Data lines
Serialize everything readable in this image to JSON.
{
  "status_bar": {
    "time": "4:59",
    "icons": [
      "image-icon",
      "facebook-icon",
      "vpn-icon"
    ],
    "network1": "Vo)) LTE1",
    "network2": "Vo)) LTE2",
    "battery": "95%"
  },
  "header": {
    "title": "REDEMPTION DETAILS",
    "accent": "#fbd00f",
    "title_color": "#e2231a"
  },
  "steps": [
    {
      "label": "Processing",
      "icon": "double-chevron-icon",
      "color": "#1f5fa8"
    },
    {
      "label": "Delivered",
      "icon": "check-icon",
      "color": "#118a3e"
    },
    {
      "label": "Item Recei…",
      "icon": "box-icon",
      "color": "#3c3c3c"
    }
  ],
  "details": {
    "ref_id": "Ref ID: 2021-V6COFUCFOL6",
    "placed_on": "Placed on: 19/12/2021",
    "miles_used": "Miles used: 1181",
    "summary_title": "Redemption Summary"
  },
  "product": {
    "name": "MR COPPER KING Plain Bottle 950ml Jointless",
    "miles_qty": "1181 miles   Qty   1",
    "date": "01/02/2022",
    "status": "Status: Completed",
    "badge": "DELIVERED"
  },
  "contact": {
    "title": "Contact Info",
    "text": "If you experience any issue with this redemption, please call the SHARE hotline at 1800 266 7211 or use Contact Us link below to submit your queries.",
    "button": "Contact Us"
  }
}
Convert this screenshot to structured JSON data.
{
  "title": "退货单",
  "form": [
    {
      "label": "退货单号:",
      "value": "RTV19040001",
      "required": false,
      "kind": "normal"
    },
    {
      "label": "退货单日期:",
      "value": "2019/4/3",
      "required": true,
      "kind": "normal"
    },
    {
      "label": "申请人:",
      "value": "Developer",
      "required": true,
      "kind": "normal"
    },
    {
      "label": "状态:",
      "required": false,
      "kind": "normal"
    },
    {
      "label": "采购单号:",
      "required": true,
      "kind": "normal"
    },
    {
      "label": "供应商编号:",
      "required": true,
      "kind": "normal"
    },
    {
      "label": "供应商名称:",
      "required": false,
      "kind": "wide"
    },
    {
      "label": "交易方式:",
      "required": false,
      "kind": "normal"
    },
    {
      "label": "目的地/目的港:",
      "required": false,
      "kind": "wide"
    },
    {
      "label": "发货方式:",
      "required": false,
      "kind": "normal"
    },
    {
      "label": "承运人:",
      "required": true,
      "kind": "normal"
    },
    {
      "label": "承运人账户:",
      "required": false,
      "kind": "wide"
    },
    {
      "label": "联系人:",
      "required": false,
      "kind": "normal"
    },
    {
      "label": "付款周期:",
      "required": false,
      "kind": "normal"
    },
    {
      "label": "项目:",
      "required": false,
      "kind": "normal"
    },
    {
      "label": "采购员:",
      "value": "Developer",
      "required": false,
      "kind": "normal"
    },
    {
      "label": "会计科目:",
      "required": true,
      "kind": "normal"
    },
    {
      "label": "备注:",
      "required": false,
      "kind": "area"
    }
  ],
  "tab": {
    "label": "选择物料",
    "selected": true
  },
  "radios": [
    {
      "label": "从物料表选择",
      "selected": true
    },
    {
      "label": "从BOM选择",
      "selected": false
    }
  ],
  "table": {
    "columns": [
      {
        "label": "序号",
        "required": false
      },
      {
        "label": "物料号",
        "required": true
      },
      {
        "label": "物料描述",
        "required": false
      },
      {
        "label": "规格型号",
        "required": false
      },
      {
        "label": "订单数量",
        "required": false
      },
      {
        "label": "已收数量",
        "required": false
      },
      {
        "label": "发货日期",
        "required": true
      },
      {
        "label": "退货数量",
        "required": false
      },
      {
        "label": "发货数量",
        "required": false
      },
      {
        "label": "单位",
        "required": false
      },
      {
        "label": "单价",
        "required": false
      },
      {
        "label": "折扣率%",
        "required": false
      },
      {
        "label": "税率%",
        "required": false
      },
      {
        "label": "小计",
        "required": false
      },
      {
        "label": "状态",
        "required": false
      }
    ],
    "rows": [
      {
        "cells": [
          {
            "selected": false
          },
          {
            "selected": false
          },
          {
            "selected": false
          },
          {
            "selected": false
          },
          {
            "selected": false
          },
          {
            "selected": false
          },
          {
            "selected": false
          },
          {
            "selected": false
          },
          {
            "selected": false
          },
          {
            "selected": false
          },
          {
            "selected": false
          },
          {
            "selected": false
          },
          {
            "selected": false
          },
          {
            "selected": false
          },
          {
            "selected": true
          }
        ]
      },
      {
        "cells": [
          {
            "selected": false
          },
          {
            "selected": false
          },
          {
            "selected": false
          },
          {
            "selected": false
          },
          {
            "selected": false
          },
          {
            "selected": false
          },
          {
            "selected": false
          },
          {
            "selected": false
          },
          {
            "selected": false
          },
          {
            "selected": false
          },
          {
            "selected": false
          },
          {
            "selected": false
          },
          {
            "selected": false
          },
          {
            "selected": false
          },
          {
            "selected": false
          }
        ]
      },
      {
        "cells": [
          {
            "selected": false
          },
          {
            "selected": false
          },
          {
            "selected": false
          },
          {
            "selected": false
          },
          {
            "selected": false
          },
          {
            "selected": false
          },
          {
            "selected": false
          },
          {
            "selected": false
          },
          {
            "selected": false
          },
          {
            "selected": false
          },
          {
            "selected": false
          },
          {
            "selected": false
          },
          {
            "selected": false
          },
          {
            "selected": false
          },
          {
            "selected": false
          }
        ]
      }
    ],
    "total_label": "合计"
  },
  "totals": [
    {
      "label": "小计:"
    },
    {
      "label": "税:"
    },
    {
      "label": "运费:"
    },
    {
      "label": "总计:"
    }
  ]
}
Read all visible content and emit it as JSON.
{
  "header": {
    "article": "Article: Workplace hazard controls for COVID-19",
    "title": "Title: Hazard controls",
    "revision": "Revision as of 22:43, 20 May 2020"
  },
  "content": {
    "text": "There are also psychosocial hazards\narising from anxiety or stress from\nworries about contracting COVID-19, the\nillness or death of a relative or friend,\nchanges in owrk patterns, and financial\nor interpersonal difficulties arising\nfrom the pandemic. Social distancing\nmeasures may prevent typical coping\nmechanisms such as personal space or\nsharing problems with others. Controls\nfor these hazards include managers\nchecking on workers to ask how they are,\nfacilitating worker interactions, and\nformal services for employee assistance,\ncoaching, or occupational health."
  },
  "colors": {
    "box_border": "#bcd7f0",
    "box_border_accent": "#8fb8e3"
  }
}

Challenge
Every line above should be written out again exactly as it stands.

Answer for the task
Serialize everything readable in this image to JSON.
{
  "status_bar": {
    "time": "4:59",
    "icons": [
      "image-icon",
      "facebook-icon",
      "vpn-icon"
    ],
    "network1": "Vo)) LTE1",
    "network2": "Vo)) LTE2",
    "battery": "95%"
  },
  "header": {
    "title": "REDEMPTION DETAILS",
    "accent": "#fbd00f",
    "title_color": "#e2231a"
  },
  "steps": [
    {
      "label": "Processing",
      "icon": "double-chevron-icon",
      "color": "#1f5fa8"
    },
    {
      "label": "Delivered",
      "icon": "check-icon",
      "color": "#118a3e"
    },
    {
      "label": "Item Recei…",
      "icon": "box-icon",
      "color": "#3c3c3c"
    }
  ],
  "details": {
    "ref_id": "Ref ID: 2021-V6COFUCFOL6",
    "placed_on": "Placed on: 19/12/2021",
    "miles_used": "Miles used: 1181",
    "summary_title": "Redemption Summary"
  },
  "product": {
    "name": "MR COPPER KING Plain Bottle 950ml Jointless",
    "miles_qty": "1181 miles   Qty   1",
    "date": "01/02/2022",
    "status": "Status: Completed",
    "badge": "DELIVERED"
  },
  "contact": {
    "title": "Contact Info",
    "text": "If you experience any issue with this redemption, please call the SHARE hotline at 1800 266 7211 or use Contact Us link below to submit your queries.",
    "button": "Contact Us"
  }
}
Convert this screenshot to structured JSON data.
{
  "title": "退货单",
  "form": [
    {
      "label": "退货单号:",
      "value": "RTV19040001",
      "required": false,
      "kind": "normal"
    },
    {
      "label": "退货单日期:",
      "value": "2019/4/3",
      "required": true,
      "kind": "normal"
    },
    {
      "label": "申请人:",
      "value": "Developer",
      "required": true,
      "kind": "normal"
    },
    {
      "label": "状态:",
      "required": false,
      "kind": "normal"
    },
    {
      "label": "采购单号:",
      "required": true,
      "kind": "normal"
    },
    {
      "label": "供应商编号:",
      "required": true,
      "kind": "normal"
    },
    {
      "label": "供应商名称:",
      "required": false,
      "kind": "wide"
    },
    {
      "label": "交易方式:",
      "required": false,
      "kind": "normal"
    },
    {
      "label": "目的地/目的港:",
      "required": false,
      "kind": "wide"
    },
    {
      "label": "发货方式:",
      "required": false,
      "kind": "normal"
    },
    {
      "label": "承运人:",
      "required": true,
      "kind": "normal"
    },
    {
      "label": "承运人账户:",
      "required": false,
      "kind": "wide"
    },
    {
      "label": "联系人:",
      "required": false,
      "kind": "normal"
    },
    {
      "label": "付款周期:",
      "required": false,
      "kind": "normal"
    },
    {
      "label": "项目:",
      "required": false,
      "kind": "normal"
    },
    {
      "label": "采购员:",
      "value": "Developer",
      "required": false,
      "kind": "normal"
    },
    {
      "label": "会计科目:",
      "required": true,
      "kind": "normal"
    },
    {
      "label": "备注:",
      "required": false,
      "kind": "area"
    }
  ],
  "tab": {
    "label": "选择物料",
    "selected": true
  },
  "radios": [
    {
      "label": "从物料表选择",
      "selected": true
    },
    {
      "label": "从BOM选择",
      "selected": false
    }
  ],
  "table": {
    "columns": [
      {
        "label": "序号",
        "required": false
      },
      {
        "label": "物料号",
        "required": true
      },
      {
        "label": "物料描述",
        "required": false
      },
      {
        "label": "规格型号",
        "required": false
      },
      {
        "label": "订单数量",
        "required": false
      },
      {
        "label": "已收数量",
        "required": false
      },
      {
        "label": "发货日期",
        "required": true
      },
      {
        "label": "退货数量",
        "required": false
      },
      {
        "label": "发货数量",
        "required": false
      },
      {
        "label": "单位",
        "required": false
      },
      {
        "label": "单价",
        "required": false
      },
      {
        "label": "折扣率%",
        "required": false
      },
      {
        "label": "税率%",
        "required": false
      },
      {
        "label": "小计",
        "required": false
      },
      {
        "label": "状态",
        "required": false
      }
    ],
    "rows": [
      {
        "cells": [
          {
            "selected": false
          },
          {
            "selected": false
          },
          {
            "selected": false
          },
          {
            "selected": false
          },
          {
            "selected": false
          },
          {
            "selected": false
          },
          {
            "selected": false
          },
          {
            "selected": false
          },
          {
            "selected": false
          },
          {
            "selected": false
          },
          {
            "selected": false
          },
          {
            "selected": false
          },
          {
            "selected": false
          },
          {
            "selected": false
          },
          {
            "selected": true
          }
        ]
      },
      {
        "cells": [
          {
            "selected": false
          },
          {
            "selected": false
          },
          {
            "selected": false
          },
          {
            "selected": false
          },
          {
            "selected": false
          },
          {
            "selected": false
          },
          {
            "selected": false
          },
          {
            "selected": false
          },
          {
            "selected": false
          },
          {
            "selected": false
          },
          {
            "selected": false
          },
          {
            "selected": false
          },
          {
            "selected": false
          },
          {
            "selected": false
          },
          {
            "selected": false
          }
        ]
      },
      {
        "cells": [
          {
            "selected": false
          },
          {
            "selected": false
          },
          {
            "selected": false
          },
          {
            "selected": false
          },
          {
            "selected": false
          },
          {
            "selected": false
          },
          {
            "selected": false
          },
          {
            "selected": false
          },
          {
            "selected": false
          },
          {
            "selected": false
          },
          {
            "selected": false
          },
          {
            "selected": false
          },
          {
            "selected": false
          },
          {
            "selected": false
          },
          {
            "selected": false
          }
        ]
      }
    ],
    "total_label": "合计"
  },
  "totals": [
    {
      "label": "小计:"
    },
    {
      "label": "税:"
    },
    {
      "label": "运费:"
    },
    {
      "label": "总计:"
    }
  ]
}
Read all visible content and emit it as JSON.
{
  "header": {
    "article": "Article: Workplace hazard controls for COVID-19",
    "title": "Title: Hazard controls",
    "revision": "Revision as of 22:43, 20 May 2020"
  },
  "content": {
    "text": "There are also psychosocial hazards\narising from anxiety or stress from\nworries about contracting COVID-19, the\nillness or death of a relative or friend,\nchanges in owrk patterns, and financial\nor interpersonal difficulties arising\nfrom the pandemic. Social distancing\nmeasures may prevent typical coping\nmechanisms such as personal space or\nsharing problems with others. Controls\nfor these hazards include managers\nchecking on workers to ask how they are,\nfacilitating worker interactions, and\nformal services for employee assistance,\ncoaching, or occupational health."
  },
  "colors": {
    "box_border": "#bcd7f0",
    "box_border_accent": "#8fb8e3"
  }
}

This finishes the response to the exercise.